* **Instructions to follow**: Go through the records underneath and write each one out again exactly.

Extracts from a graphics dataset:
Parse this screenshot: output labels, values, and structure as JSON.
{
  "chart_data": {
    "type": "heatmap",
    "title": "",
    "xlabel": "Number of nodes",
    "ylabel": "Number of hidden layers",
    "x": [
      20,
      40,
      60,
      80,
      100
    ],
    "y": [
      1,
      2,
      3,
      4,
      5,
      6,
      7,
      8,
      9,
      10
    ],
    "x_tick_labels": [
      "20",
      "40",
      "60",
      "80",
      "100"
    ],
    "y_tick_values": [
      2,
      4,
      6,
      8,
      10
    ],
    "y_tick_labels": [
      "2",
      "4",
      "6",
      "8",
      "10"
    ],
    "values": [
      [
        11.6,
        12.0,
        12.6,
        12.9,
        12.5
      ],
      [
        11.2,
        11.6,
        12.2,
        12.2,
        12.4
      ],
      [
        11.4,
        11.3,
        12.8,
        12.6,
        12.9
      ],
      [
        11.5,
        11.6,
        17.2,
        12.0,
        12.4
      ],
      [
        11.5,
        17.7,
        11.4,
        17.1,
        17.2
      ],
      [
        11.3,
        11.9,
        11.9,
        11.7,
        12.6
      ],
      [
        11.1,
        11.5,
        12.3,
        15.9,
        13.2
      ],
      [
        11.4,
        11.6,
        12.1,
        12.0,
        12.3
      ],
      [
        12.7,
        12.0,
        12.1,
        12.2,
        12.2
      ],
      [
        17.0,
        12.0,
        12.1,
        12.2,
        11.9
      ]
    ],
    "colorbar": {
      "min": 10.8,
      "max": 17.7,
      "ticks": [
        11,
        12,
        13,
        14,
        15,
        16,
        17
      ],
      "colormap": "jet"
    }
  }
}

* **Solution to the exercise**:
Parse this screenshot: output labels, values, and structure as JSON.
{
  "chart_data": {
    "type": "heatmap",
    "title": "",
    "xlabel": "Number of nodes",
    "ylabel": "Number of hidden layers",
    "x": [
      20,
      40,
      60,
      80,
      100
    ],
    "y": [
      1,
      2,
      3,
      4,
      5,
      6,
      7,
      8,
      9,
      10
    ],
    "x_tick_labels": [
      "20",
      "40",
      "60",
      "80",
      "100"
    ],
    "y_tick_values": [
      2,
      4,
      6,
      8,
      10
    ],
    "y_tick_labels": [
      "2",
      "4",
      "6",
      "8",
      "10"
    ],
    "values": [
      [
        11.6,
        12.0,
        12.6,
        12.9,
        12.5
      ],
      [
        11.2,
        11.6,
        12.2,
        12.2,
        12.4
      ],
      [
        11.4,
        11.3,
        12.8,
        12.6,
        12.9
      ],
      [
        11.5,
        11.6,
        17.2,
        12.0,
        12.4
      ],
      [
        11.5,
        17.7,
        11.4,
        17.1,
        17.2
      ],
      [
        11.3,
        11.9,
        11.9,
        11.7,
        12.6
      ],
      [
        11.1,
        11.5,
        12.3,
        15.9,
        13.2
      ],
      [
        11.4,
        11.6,
        12.1,
        12.0,
        12.3
      ],
      [
        12.7,
        12.0,
        12.1,
        12.2,
        12.2
      ],
      [
        17.0,
        12.0,
        12.1,
        12.2,
        11.9
      ]
    ],
    "colorbar": {
      "min": 10.8,
      "max": 17.7,
      "ticks": [
        11,
        12,
        13,
        14,
        15,
        16,
        17
      ],
      "colormap": "jet"
    }
  }
}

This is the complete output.